--- WHAT THE TASK REQUIRES ---
Return the whole listing exactly as it stands.

— begin INPUT —

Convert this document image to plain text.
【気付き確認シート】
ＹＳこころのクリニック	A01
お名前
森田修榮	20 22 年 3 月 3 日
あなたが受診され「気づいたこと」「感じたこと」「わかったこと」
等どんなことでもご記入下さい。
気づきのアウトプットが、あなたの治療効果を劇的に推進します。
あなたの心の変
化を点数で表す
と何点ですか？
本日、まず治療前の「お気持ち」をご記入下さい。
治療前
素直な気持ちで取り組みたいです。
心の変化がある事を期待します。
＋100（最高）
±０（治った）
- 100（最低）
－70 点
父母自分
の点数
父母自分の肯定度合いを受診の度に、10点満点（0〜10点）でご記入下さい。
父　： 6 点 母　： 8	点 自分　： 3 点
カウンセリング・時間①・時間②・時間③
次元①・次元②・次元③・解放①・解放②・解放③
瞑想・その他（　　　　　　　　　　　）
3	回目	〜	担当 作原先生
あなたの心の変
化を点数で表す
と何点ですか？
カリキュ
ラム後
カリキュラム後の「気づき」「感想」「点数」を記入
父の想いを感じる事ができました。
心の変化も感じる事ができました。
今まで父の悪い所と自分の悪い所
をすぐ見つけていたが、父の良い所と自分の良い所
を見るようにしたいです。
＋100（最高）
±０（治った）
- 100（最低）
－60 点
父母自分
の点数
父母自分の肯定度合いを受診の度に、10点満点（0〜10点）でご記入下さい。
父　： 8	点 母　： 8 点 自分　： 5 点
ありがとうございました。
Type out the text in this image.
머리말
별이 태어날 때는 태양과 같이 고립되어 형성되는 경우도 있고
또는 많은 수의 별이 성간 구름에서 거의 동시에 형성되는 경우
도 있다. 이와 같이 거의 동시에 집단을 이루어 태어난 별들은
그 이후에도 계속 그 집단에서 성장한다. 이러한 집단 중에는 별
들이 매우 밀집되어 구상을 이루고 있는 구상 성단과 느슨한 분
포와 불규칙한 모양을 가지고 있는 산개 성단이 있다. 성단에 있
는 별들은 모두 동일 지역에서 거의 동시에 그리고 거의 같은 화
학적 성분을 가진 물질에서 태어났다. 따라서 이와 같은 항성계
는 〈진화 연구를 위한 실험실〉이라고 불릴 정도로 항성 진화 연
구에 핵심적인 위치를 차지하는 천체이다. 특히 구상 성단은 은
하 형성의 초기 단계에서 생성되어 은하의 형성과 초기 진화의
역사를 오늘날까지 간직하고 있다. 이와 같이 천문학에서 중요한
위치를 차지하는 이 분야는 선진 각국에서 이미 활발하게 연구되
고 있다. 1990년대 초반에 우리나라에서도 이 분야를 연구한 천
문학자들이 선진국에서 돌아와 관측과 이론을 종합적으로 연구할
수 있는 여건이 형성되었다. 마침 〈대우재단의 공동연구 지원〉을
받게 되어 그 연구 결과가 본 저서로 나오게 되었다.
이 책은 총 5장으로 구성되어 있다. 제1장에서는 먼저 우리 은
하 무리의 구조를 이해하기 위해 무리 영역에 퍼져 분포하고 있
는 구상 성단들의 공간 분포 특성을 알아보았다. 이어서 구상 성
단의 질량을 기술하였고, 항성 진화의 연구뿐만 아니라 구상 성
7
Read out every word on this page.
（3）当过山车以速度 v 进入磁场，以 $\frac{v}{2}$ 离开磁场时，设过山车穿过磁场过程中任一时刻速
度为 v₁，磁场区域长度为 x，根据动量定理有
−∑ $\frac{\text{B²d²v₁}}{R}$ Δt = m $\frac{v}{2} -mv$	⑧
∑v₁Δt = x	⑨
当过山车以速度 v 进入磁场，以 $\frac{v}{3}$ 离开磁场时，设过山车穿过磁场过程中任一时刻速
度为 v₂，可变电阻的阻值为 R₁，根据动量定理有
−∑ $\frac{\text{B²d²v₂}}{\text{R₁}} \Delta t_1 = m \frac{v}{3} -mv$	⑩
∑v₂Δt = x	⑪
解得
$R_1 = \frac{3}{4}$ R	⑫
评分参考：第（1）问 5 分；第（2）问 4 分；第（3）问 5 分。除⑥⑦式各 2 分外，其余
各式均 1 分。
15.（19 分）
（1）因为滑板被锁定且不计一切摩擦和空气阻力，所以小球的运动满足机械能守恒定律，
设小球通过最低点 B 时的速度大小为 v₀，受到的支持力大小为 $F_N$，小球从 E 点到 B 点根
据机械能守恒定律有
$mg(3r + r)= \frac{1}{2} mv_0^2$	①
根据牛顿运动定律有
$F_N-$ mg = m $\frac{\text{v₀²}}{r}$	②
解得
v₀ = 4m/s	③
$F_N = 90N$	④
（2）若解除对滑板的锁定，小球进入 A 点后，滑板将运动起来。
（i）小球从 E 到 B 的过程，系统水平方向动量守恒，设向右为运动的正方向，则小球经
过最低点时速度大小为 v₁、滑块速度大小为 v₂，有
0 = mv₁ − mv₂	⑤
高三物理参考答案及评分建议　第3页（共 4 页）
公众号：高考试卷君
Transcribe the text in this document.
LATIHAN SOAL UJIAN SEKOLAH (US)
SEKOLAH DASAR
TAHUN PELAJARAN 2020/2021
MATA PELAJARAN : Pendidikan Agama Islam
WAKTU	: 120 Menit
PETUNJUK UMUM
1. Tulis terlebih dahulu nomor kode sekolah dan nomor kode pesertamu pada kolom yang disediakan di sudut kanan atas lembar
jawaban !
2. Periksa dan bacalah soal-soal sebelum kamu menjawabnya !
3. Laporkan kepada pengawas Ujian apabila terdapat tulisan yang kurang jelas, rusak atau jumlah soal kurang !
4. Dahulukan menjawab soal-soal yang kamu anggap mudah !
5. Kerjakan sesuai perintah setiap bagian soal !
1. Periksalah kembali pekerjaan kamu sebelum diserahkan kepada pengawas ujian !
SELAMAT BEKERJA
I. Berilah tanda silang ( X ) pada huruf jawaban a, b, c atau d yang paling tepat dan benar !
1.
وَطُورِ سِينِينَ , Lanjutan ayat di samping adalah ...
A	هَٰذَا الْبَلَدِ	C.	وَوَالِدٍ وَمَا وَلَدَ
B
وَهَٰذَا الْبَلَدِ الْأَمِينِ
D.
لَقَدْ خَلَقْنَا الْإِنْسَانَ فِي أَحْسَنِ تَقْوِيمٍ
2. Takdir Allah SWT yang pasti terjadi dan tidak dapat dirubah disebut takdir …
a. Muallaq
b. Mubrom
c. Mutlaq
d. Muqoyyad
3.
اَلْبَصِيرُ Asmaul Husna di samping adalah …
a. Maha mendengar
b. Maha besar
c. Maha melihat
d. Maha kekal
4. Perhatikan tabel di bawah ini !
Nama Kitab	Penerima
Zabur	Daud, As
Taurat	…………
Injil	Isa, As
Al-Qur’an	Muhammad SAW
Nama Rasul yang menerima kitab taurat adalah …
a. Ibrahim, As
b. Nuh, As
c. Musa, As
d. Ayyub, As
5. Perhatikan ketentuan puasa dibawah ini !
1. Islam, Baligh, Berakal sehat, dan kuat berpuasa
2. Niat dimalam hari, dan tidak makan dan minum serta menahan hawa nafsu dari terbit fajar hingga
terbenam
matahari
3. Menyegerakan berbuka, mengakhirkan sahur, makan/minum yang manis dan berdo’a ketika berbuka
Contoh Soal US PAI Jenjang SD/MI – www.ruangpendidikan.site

— end INPUT —

--- SOLUTION BELOW ---
Convert this document image to plain text.
【気付き確認シート】
ＹＳこころのクリニック	A01
お名前
森田修榮	20 22 年 3 月 3 日
あなたが受診され「気づいたこと」「感じたこと」「わかったこと」
等どんなことでもご記入下さい。
気づきのアウトプットが、あなたの治療効果を劇的に推進します。
あなたの心の変
化を点数で表す
と何点ですか？
本日、まず治療前の「お気持ち」をご記入下さい。
治療前
素直な気持ちで取り組みたいです。
心の変化がある事を期待します。
＋100（最高）
±０（治った）
- 100（最低）
－70 点
父母自分
の点数
父母自分の肯定度合いを受診の度に、10点満点（0〜10点）でご記入下さい。
父　： 6 点 母　： 8	点 自分　： 3 点
カウンセリング・時間①・時間②・時間③
次元①・次元②・次元③・解放①・解放②・解放③
瞑想・その他（　　　　　　　　　　　）
3	回目	〜	担当 作原先生
あなたの心の変
化を点数で表す
と何点ですか？
カリキュ
ラム後
カリキュラム後の「気づき」「感想」「点数」を記入
父の想いを感じる事ができました。
心の変化も感じる事ができました。
今まで父の悪い所と自分の悪い所
をすぐ見つけていたが、父の良い所と自分の良い所
を見るようにしたいです。
＋100（最高）
±０（治った）
- 100（最低）
－60 点
父母自分
の点数
父母自分の肯定度合いを受診の度に、10点満点（0〜10点）でご記入下さい。
父　： 8	点 母　： 8 点 自分　： 5 点
ありがとうございました。
Type out the text in this image.
머리말
별이 태어날 때는 태양과 같이 고립되어 형성되는 경우도 있고
또는 많은 수의 별이 성간 구름에서 거의 동시에 형성되는 경우
도 있다. 이와 같이 거의 동시에 집단을 이루어 태어난 별들은
그 이후에도 계속 그 집단에서 성장한다. 이러한 집단 중에는 별
들이 매우 밀집되어 구상을 이루고 있는 구상 성단과 느슨한 분
포와 불규칙한 모양을 가지고 있는 산개 성단이 있다. 성단에 있
는 별들은 모두 동일 지역에서 거의 동시에 그리고 거의 같은 화
학적 성분을 가진 물질에서 태어났다. 따라서 이와 같은 항성계
는 〈진화 연구를 위한 실험실〉이라고 불릴 정도로 항성 진화 연
구에 핵심적인 위치를 차지하는 천체이다. 특히 구상 성단은 은
하 형성의 초기 단계에서 생성되어 은하의 형성과 초기 진화의
역사를 오늘날까지 간직하고 있다. 이와 같이 천문학에서 중요한
위치를 차지하는 이 분야는 선진 각국에서 이미 활발하게 연구되
고 있다. 1990년대 초반에 우리나라에서도 이 분야를 연구한 천
문학자들이 선진국에서 돌아와 관측과 이론을 종합적으로 연구할
수 있는 여건이 형성되었다. 마침 〈대우재단의 공동연구 지원〉을
받게 되어 그 연구 결과가 본 저서로 나오게 되었다.
이 책은 총 5장으로 구성되어 있다. 제1장에서는 먼저 우리 은
하 무리의 구조를 이해하기 위해 무리 영역에 퍼져 분포하고 있
는 구상 성단들의 공간 분포 특성을 알아보았다. 이어서 구상 성
단의 질량을 기술하였고, 항성 진화의 연구뿐만 아니라 구상 성
7
Read out every word on this page.
（3）当过山车以速度 v 进入磁场，以 $\frac{v}{2}$ 离开磁场时，设过山车穿过磁场过程中任一时刻速
度为 v₁，磁场区域长度为 x，根据动量定理有
−∑ $\frac{\text{B²d²v₁}}{R}$ Δt = m $\frac{v}{2} -mv$	⑧
∑v₁Δt = x	⑨
当过山车以速度 v 进入磁场，以 $\frac{v}{3}$ 离开磁场时，设过山车穿过磁场过程中任一时刻速
度为 v₂，可变电阻的阻值为 R₁，根据动量定理有
−∑ $\frac{\text{B²d²v₂}}{\text{R₁}} \Delta t_1 = m \frac{v}{3} -mv$	⑩
∑v₂Δt = x	⑪
解得
$R_1 = \frac{3}{4}$ R	⑫
评分参考：第（1）问 5 分；第（2）问 4 分；第（3）问 5 分。除⑥⑦式各 2 分外，其余
各式均 1 分。
15.（19 分）
（1）因为滑板被锁定且不计一切摩擦和空气阻力，所以小球的运动满足机械能守恒定律，
设小球通过最低点 B 时的速度大小为 v₀，受到的支持力大小为 $F_N$，小球从 E 点到 B 点根
据机械能守恒定律有
$mg(3r + r)= \frac{1}{2} mv_0^2$	①
根据牛顿运动定律有
$F_N-$ mg = m $\frac{\text{v₀²}}{r}$	②
解得
v₀ = 4m/s	③
$F_N = 90N$	④
（2）若解除对滑板的锁定，小球进入 A 点后，滑板将运动起来。
（i）小球从 E 到 B 的过程，系统水平方向动量守恒，设向右为运动的正方向，则小球经
过最低点时速度大小为 v₁、滑块速度大小为 v₂，有
0 = mv₁ − mv₂	⑤
高三物理参考答案及评分建议　第3页（共 4 页）
公众号：高考试卷君
Transcribe the text in this document.
LATIHAN SOAL UJIAN SEKOLAH (US)
SEKOLAH DASAR
TAHUN PELAJARAN 2020/2021
MATA PELAJARAN : Pendidikan Agama Islam
WAKTU	: 120 Menit
PETUNJUK UMUM
1. Tulis terlebih dahulu nomor kode sekolah dan nomor kode pesertamu pada kolom yang disediakan di sudut kanan atas lembar
jawaban !
2. Periksa dan bacalah soal-soal sebelum kamu menjawabnya !
3. Laporkan kepada pengawas Ujian apabila terdapat tulisan yang kurang jelas, rusak atau jumlah soal kurang !
4. Dahulukan menjawab soal-soal yang kamu anggap mudah !
5. Kerjakan sesuai perintah setiap bagian soal !
1. Periksalah kembali pekerjaan kamu sebelum diserahkan kepada pengawas ujian !
SELAMAT BEKERJA
I. Berilah tanda silang ( X ) pada huruf jawaban a, b, c atau d yang paling tepat dan benar !
1.
وَطُورِ سِينِينَ , Lanjutan ayat di samping adalah ...
A	هَٰذَا الْبَلَدِ	C.	وَوَالِدٍ وَمَا وَلَدَ
B
وَهَٰذَا الْبَلَدِ الْأَمِينِ
D.
لَقَدْ خَلَقْنَا الْإِنْسَانَ فِي أَحْسَنِ تَقْوِيمٍ
2. Takdir Allah SWT yang pasti terjadi dan tidak dapat dirubah disebut takdir …
a. Muallaq
b. Mubrom
c. Mutlaq
d. Muqoyyad
3.
اَلْبَصِيرُ Asmaul Husna di samping adalah …
a. Maha mendengar
b. Maha besar
c. Maha melihat
d. Maha kekal
4. Perhatikan tabel di bawah ini !
Nama Kitab	Penerima
Zabur	Daud, As
Taurat	…………
Injil	Isa, As
Al-Qur’an	Muhammad SAW
Nama Rasul yang menerima kitab taurat adalah …
a. Ibrahim, As
b. Nuh, As
c. Musa, As
d. Ayyub, As
5. Perhatikan ketentuan puasa dibawah ini !
1. Islam, Baligh, Berakal sehat, dan kuat berpuasa
2. Niat dimalam hari, dan tidak makan dan minum serta menahan hawa nafsu dari terbit fajar hingga
terbenam
matahari
3. Menyegerakan berbuka, mengakhirkan sahur, makan/minum yang manis dan berdo’a ketika berbuka
Contoh Soal US PAI Jenjang SD/MI – www.ruangpendidikan.site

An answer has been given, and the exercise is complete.